▶ **Extract provided**

CEGM1000 MUDE: Week 1.4. Due: Friday, September 27, 2024.

Part 0: Recap of GA 1.3¶

As you (hopefully!) recall, last week we

Task 2: Set-up linear functional model¶

We want to investigate observed displacements of a in the Green Heart of the Netherlands, where groundwater levels play a significant role. The model was defined as:

$$ d = d_0 + vt + k \ \textrm{GW}, $$

where $d$ is the displacement, $t$ is time and $\textrm{GW}$ is the groundwater level (that we assume to be deterministic).

Therefore, the model has 3 unknowns:

  1. $d_0$, as the initial displacement at $t_0$;
  2. $v$, as the displacement velocity;
  3. $k$, as the 'groundwater factor', which can be seen as the response of the soil to changes in the groundwater level.

We used BLUE to create a linear model, which we conveniently stored in a dictionary.

▶ **Dataset**
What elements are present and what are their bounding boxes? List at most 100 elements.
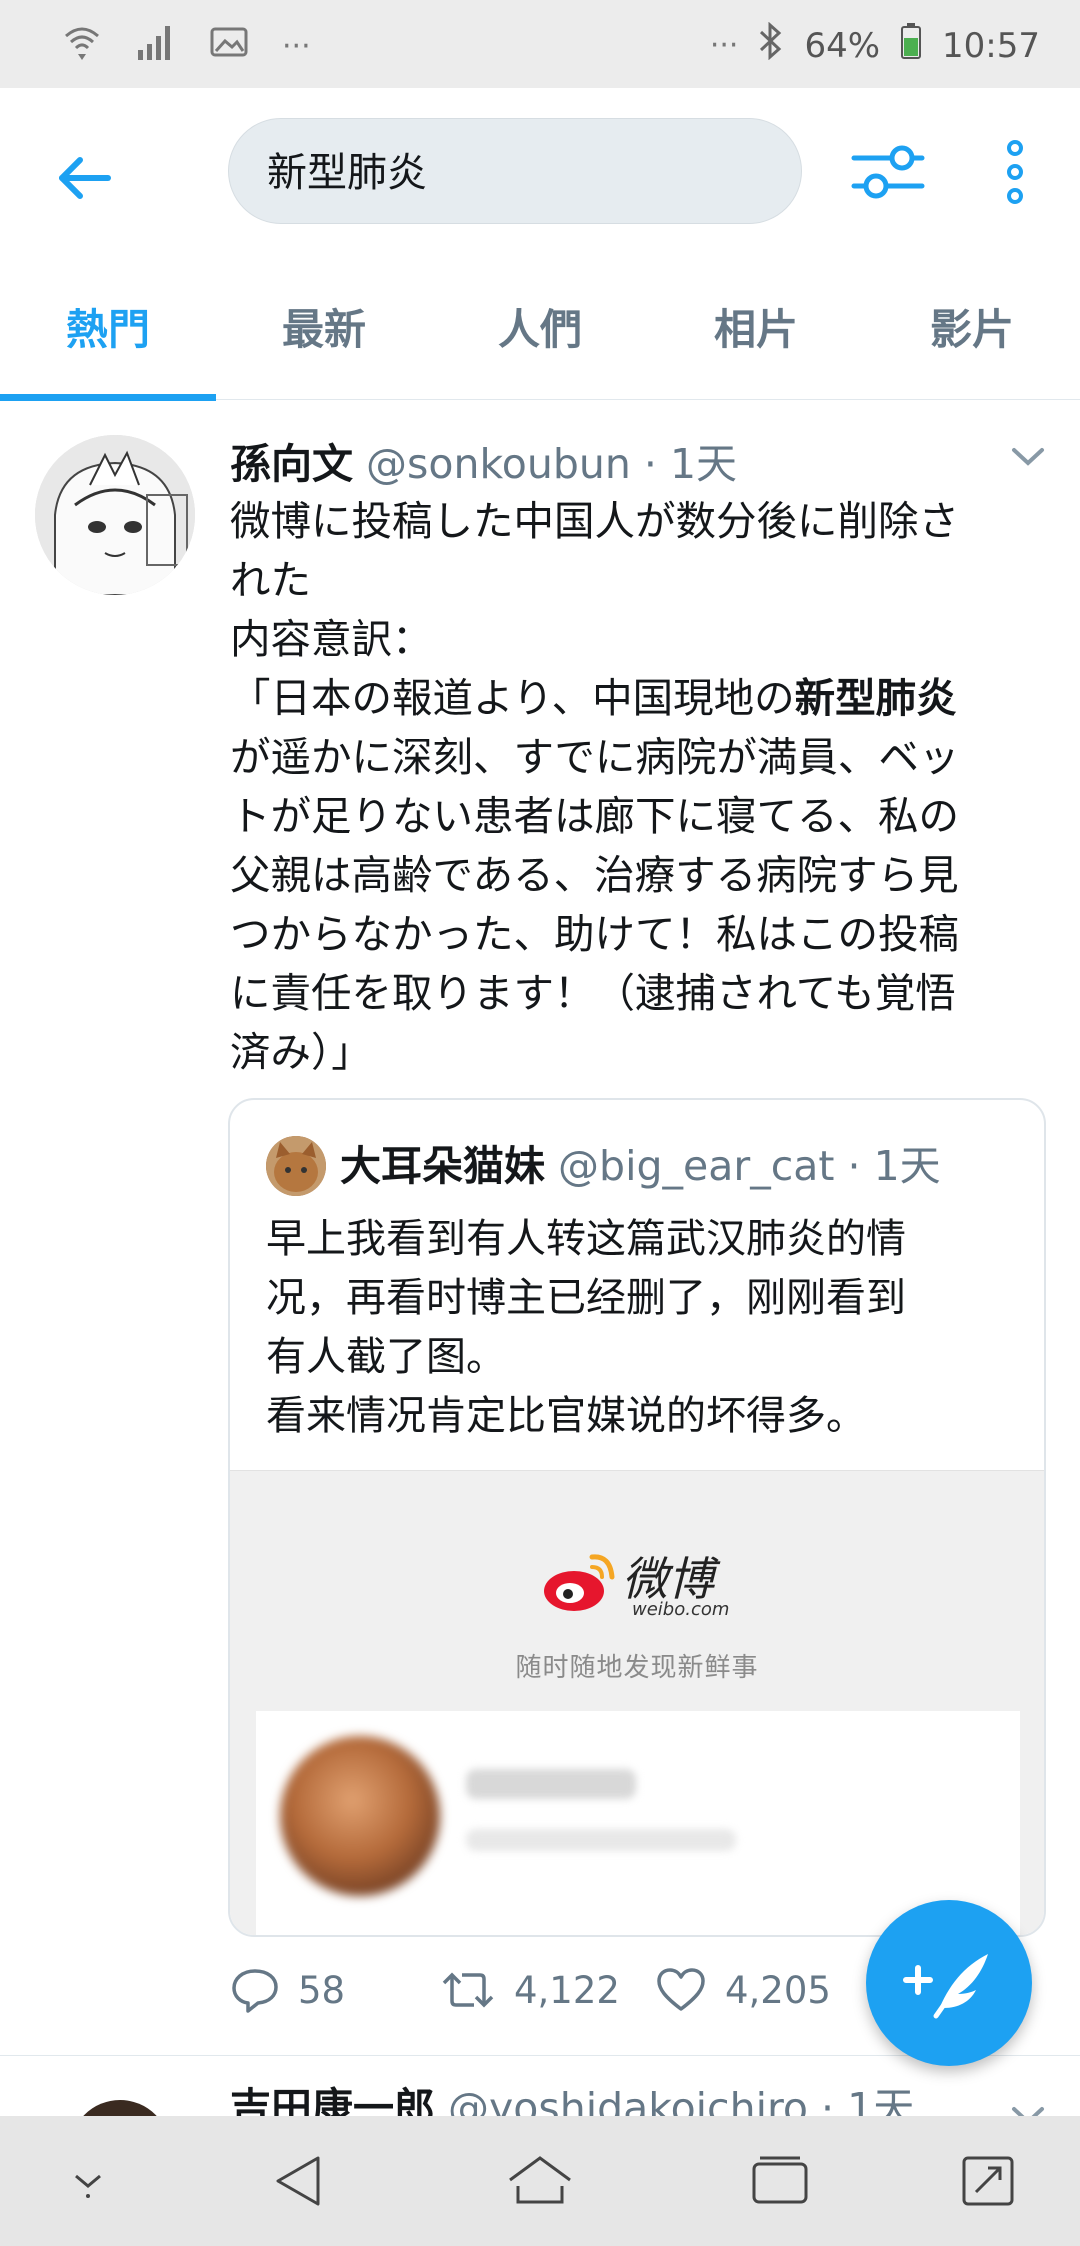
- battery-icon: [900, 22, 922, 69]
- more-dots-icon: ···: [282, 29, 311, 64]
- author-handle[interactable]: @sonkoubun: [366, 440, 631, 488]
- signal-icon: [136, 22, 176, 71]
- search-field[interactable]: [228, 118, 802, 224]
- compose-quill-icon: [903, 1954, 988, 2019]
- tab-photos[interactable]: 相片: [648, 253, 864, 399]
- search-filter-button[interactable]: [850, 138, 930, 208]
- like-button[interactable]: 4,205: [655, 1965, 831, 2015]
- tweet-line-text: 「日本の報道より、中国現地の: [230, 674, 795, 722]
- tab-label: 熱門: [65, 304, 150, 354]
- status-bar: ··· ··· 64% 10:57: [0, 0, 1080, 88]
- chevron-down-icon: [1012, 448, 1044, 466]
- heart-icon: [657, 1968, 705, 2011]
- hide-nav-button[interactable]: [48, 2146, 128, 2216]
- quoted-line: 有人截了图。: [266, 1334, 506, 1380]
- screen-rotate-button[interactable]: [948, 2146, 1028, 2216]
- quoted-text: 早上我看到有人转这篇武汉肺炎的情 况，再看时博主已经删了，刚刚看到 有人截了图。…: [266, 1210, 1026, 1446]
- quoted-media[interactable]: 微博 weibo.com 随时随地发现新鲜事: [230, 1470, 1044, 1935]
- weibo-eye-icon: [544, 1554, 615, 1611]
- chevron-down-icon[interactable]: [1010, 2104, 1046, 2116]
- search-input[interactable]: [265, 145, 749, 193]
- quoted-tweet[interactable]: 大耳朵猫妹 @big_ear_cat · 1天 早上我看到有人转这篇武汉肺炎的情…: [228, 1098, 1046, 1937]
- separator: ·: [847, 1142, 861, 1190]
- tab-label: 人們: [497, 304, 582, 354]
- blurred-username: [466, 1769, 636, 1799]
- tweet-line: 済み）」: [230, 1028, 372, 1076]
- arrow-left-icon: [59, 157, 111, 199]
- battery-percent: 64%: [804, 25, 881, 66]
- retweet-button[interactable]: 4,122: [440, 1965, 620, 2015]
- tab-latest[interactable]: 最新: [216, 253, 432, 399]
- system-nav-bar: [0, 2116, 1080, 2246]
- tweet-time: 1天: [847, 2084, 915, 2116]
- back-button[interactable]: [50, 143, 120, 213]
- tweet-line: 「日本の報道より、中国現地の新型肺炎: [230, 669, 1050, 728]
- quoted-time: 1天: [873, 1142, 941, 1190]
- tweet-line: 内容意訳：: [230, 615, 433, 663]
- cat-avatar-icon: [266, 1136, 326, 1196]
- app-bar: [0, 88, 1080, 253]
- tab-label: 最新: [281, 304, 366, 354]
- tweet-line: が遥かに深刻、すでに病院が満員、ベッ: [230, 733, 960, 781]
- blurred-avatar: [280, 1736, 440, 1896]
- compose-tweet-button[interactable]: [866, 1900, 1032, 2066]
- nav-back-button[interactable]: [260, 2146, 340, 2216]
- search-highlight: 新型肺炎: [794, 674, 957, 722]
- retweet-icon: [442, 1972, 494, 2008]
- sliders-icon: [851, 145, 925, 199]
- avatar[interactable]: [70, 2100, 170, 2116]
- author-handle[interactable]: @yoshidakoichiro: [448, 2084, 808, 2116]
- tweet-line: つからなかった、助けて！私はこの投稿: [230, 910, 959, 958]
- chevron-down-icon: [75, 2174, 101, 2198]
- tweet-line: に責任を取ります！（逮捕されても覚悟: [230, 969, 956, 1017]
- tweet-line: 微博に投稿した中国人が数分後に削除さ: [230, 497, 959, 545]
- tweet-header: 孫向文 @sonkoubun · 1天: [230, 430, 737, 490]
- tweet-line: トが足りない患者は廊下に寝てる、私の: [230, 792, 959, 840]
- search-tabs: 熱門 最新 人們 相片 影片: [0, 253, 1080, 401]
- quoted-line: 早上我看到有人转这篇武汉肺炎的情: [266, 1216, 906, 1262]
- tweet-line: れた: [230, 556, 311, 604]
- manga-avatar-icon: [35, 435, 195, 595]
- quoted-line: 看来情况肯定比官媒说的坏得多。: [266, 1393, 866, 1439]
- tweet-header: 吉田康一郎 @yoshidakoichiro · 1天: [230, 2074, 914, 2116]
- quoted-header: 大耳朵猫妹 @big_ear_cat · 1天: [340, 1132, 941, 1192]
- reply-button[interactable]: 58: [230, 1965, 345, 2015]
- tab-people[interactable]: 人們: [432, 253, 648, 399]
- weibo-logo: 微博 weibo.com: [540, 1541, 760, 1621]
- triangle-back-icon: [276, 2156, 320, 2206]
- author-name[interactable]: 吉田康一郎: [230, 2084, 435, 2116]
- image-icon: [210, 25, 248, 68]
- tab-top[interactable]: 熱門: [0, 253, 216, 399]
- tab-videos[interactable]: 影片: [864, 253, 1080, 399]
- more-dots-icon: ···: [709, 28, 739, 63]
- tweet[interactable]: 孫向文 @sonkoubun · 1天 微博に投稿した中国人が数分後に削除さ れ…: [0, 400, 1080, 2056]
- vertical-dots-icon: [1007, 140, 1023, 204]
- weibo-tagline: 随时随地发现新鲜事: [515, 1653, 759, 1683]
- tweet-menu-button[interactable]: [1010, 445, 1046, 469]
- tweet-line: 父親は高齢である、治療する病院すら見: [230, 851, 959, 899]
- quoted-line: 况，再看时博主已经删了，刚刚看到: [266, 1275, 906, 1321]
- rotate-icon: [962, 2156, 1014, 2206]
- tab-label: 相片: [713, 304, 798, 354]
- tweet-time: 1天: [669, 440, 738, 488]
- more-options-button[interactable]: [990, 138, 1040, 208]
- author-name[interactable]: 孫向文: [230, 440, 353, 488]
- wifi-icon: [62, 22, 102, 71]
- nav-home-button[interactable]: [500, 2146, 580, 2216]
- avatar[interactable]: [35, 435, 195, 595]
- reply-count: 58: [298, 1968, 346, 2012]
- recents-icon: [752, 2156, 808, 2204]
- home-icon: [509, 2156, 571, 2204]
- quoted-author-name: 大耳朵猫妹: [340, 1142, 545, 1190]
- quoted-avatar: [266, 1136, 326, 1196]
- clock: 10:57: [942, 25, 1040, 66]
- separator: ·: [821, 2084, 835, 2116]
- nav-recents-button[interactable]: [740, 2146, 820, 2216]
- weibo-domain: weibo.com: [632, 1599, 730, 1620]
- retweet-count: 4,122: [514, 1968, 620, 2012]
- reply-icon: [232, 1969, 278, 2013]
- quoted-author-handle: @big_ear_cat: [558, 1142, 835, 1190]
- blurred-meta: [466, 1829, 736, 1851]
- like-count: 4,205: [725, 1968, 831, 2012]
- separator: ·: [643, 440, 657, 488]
--
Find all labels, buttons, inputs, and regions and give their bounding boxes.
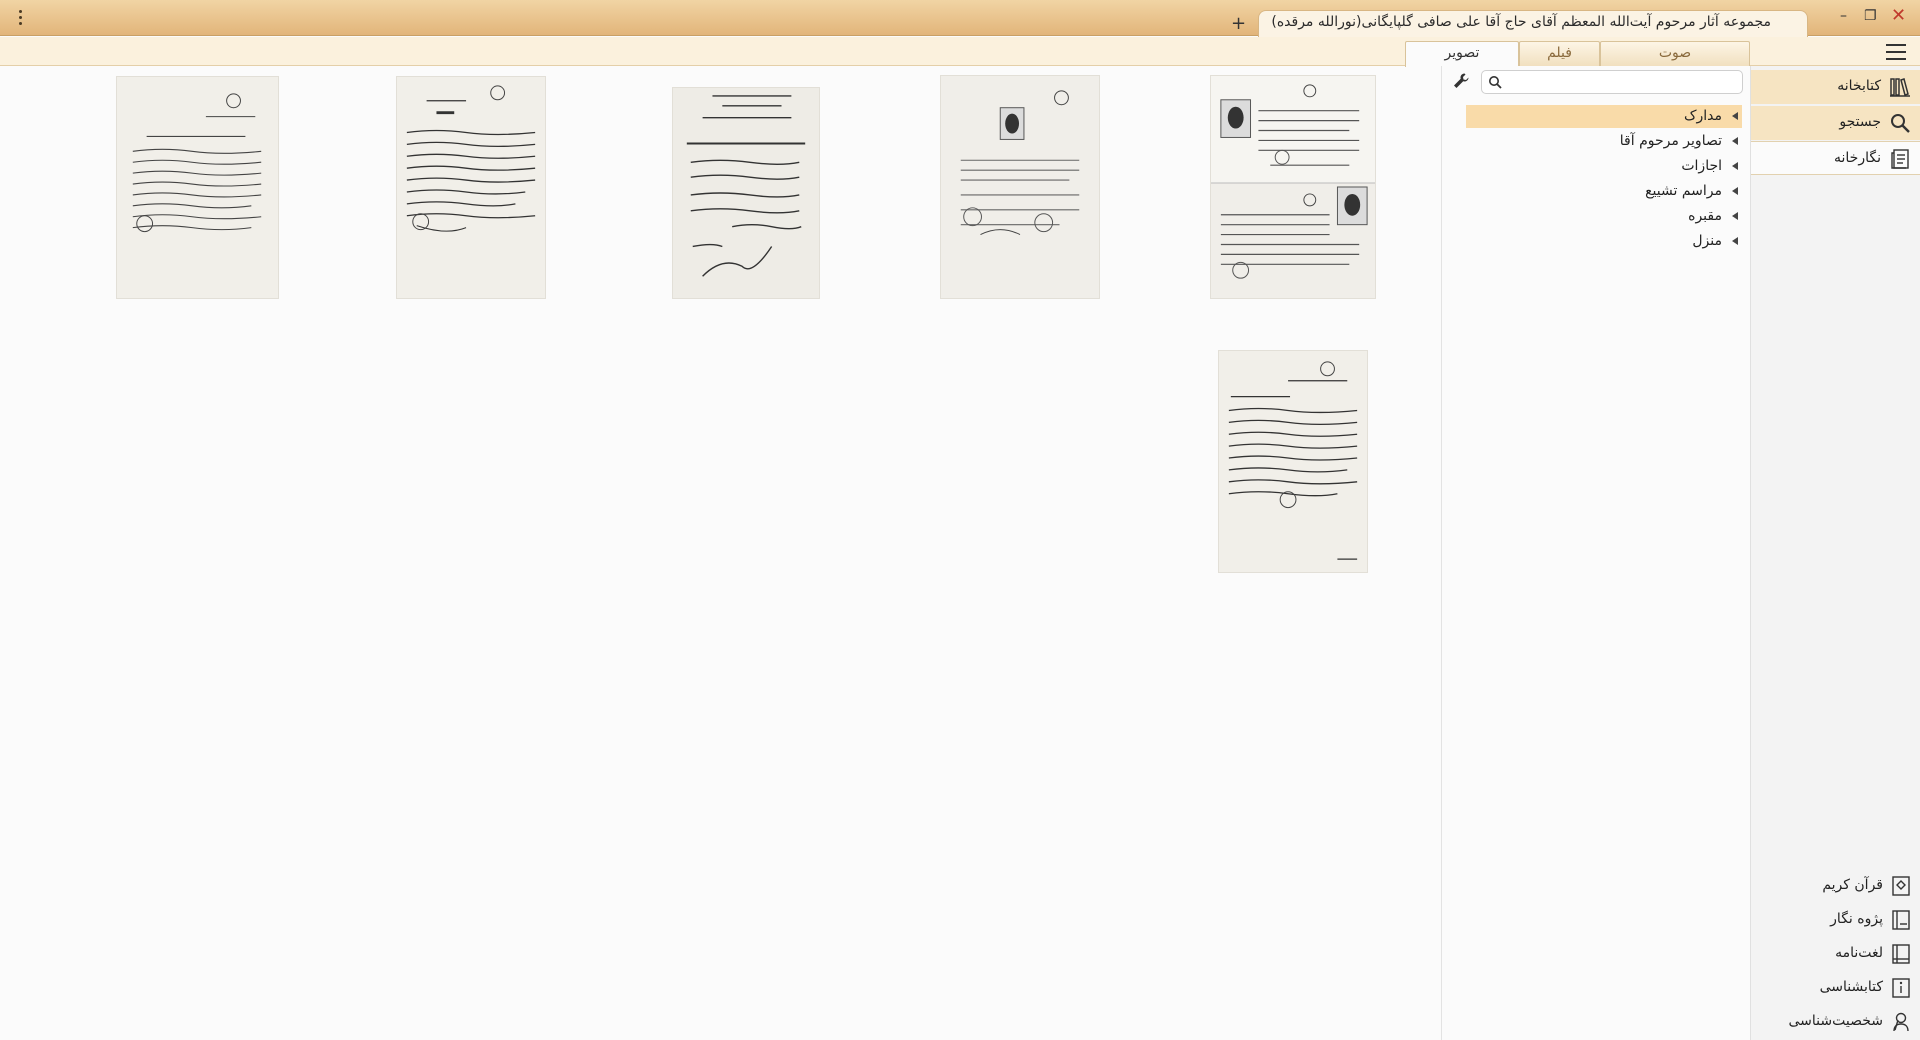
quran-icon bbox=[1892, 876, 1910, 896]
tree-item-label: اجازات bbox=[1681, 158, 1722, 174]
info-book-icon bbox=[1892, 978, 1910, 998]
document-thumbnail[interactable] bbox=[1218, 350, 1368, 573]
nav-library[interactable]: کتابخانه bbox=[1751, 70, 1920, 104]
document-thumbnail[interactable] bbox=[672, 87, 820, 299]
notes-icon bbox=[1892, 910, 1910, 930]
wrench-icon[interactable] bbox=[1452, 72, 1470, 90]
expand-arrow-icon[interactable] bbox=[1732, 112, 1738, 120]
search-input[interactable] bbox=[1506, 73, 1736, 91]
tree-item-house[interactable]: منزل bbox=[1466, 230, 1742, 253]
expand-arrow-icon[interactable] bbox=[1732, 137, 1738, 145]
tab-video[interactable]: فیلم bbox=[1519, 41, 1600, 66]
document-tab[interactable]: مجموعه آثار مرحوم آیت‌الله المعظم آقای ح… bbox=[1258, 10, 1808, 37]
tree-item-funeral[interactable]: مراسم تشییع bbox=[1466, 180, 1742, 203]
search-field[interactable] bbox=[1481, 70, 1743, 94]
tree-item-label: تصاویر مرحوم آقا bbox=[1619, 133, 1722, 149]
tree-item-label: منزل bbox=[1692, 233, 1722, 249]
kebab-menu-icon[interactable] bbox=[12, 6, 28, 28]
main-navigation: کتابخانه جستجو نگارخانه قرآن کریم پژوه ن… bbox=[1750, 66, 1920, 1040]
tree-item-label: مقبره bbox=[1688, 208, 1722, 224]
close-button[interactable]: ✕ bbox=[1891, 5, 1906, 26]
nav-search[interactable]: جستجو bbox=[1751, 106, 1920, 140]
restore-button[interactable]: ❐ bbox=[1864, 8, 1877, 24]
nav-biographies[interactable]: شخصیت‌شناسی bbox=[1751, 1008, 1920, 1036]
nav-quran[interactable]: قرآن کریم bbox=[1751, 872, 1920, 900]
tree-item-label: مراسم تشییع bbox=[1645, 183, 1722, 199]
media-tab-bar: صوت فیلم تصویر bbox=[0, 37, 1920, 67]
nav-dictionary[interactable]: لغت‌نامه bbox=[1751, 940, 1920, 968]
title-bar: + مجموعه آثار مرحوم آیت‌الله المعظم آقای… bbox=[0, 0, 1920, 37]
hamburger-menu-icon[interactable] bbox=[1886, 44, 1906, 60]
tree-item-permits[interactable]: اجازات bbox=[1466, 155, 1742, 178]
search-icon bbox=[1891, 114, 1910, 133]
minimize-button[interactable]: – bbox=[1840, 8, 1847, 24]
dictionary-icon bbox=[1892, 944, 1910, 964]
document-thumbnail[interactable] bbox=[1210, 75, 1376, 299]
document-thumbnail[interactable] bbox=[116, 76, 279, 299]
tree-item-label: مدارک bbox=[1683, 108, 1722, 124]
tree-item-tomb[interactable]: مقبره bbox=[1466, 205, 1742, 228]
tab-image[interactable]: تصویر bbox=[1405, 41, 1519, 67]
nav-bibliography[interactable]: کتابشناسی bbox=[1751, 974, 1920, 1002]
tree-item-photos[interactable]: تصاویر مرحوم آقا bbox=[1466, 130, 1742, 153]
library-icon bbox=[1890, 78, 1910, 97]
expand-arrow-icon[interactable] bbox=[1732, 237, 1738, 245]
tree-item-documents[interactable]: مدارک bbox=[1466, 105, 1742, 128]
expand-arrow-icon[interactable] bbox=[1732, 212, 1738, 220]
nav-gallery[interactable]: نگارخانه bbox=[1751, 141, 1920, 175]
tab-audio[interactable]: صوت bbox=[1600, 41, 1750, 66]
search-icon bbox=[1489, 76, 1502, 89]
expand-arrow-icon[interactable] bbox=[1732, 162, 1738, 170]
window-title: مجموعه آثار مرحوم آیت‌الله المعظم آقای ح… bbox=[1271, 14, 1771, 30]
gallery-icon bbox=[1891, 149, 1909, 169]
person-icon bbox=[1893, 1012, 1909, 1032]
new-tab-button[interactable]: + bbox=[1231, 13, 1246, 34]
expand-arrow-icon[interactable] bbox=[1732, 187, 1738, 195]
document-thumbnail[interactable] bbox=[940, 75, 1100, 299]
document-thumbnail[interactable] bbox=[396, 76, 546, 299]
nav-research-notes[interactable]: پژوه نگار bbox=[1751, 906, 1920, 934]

▶ **Objectives**
1. In the entries, replace "heart-icon" with "like-icon" between the lines holding "- battery-icon: [900, 22, 922, 69]" and "- tweet-time: 1天: [847, 2084, 915, 2116]", inclusive, and write out only those lines with everything else left as is.
2. Continue the assignment excerpt on modeling ground displacement in the Green Heart from the point where it stops.
The text and the entries have nothing to do with each other.

▶ **The results**
1.
- battery-icon: [900, 22, 922, 69]
- more-dots-icon: ···: [282, 29, 311, 64]
- author-handle[interactable]: @sonkoubun: [366, 440, 631, 488]
- signal-icon: [136, 22, 176, 71]
- search-field[interactable]: [228, 118, 802, 224]
- compose-quill-icon: [903, 1954, 988, 2019]
- tab-photos[interactable]: 相片: [648, 253, 864, 399]
- search-filter-button[interactable]: [850, 138, 930, 208]
- like-button[interactable]: 4,205: [655, 1965, 831, 2015]
- tweet-line-text: 「日本の報道より、中国現地の: [230, 674, 795, 722]
- tab-label: 熱門: [65, 304, 150, 354]
- status-bar: ··· ··· 64% 10:57: [0, 0, 1080, 88]
- chevron-down-icon: [1012, 448, 1044, 466]
- like-icon: [657, 1968, 705, 2011]
- hide-nav-button[interactable]: [48, 2146, 128, 2216]
- quoted-line: 有人截了图。: [266, 1334, 506, 1380]
- screen-rotate-button[interactable]: [948, 2146, 1028, 2216]
- quoted-text: 早上我看到有人转这篇武汉肺炎的情 况，再看时博主已经删了，刚刚看到 有人截了图。…: [266, 1210, 1026, 1446]
- quoted-media[interactable]: 微博 weibo.com 随时随地发现新鲜事: [230, 1470, 1044, 1935]
- weibo-eye-icon: [544, 1554, 615, 1611]
- chevron-down-icon[interactable]: [1010, 2104, 1046, 2116]
- search-input[interactable]: [265, 145, 749, 193]
- quoted-tweet[interactable]: 大耳朵猫妹 @big_ear_cat · 1天 早上我看到有人转这篇武汉肺炎的情…: [228, 1098, 1046, 1937]
- separator: ·: [847, 1142, 861, 1190]
- tab-label: 人們: [497, 304, 582, 354]
- blurred-username: [466, 1769, 636, 1799]
- tweet-line: 済み）」: [230, 1028, 372, 1076]
- arrow-left-icon: [59, 157, 111, 199]
- battery-percent: 64%: [804, 25, 881, 66]
- retweet-button[interactable]: 4,122: [440, 1965, 620, 2015]
- tab-latest[interactable]: 最新: [216, 253, 432, 399]
- system-nav-bar: [0, 2116, 1080, 2246]
- tweet-time: 1天: [847, 2084, 915, 2116]

2.
In [1]:
import numpy as np
from scipy import interpolate
from scipy.stats import norm
import pandas as pd
import matplotlib.pyplot as plt
import ipywidgets as widgets
from ipywidgets import interact, fixed
from scipy.stats.distributions import chi2

from functions import *

np.set_printoptions(precision=3)

Task 0.1:

Run the cell below to load two dictionaries (objects) into the Python variable space, m1 and m2. You can uncomment and run the code to check the key:value pairs.

Note that the objects are stored in and loaded from "pickle" files, a native Python serialization format (in non-technical speak: a pickle file saves our variables to use them later, like we do here). The model dictionaries were defined and saved in the file setup.py, which you are welcome to read if you are curious.

In [2]:
m1_blue = load_pickle_file('m1_blue.pickle')
m2_blue = load_pickle_file('m2_blue.pickle')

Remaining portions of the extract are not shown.